Data entries

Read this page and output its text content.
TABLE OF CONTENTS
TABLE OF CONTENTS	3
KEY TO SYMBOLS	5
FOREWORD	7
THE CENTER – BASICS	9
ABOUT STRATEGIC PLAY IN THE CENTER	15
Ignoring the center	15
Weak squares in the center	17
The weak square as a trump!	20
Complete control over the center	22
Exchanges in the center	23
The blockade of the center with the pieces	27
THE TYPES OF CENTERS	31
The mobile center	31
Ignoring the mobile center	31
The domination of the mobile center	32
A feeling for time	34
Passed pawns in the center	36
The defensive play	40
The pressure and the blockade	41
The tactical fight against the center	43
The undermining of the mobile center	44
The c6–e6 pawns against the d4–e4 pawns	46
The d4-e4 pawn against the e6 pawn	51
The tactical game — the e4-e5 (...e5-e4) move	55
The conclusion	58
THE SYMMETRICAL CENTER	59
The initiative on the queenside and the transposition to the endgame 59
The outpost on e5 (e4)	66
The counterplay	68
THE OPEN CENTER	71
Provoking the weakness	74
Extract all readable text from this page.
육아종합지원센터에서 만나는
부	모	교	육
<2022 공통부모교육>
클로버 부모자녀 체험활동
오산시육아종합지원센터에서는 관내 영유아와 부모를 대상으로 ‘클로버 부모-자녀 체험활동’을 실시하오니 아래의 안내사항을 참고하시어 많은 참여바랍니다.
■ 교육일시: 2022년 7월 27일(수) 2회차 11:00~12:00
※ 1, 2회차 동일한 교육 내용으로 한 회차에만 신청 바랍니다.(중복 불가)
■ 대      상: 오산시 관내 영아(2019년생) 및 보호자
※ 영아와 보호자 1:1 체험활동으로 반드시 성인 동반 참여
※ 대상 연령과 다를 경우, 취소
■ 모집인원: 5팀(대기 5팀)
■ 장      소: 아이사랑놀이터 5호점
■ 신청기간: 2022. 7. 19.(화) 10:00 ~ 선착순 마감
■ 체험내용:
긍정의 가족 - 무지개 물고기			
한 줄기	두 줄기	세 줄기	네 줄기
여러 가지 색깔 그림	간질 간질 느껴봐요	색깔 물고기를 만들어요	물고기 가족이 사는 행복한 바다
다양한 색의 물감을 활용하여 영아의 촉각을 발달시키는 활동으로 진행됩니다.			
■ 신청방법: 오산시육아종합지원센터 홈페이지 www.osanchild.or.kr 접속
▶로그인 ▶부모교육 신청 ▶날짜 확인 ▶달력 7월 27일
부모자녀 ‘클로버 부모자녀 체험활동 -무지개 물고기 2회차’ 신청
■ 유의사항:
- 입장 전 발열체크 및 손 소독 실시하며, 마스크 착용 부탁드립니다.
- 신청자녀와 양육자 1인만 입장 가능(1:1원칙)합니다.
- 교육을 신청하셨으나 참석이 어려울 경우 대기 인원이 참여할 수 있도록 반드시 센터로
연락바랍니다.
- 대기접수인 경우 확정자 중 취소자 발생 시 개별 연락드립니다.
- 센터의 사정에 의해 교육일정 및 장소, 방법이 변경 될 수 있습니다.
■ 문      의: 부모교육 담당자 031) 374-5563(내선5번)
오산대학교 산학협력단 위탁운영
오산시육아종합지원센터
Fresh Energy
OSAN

Goal: Scan the material and collect every line that contains "page".

Solution:
Read this page and output its text content.
Extract all readable text from this page.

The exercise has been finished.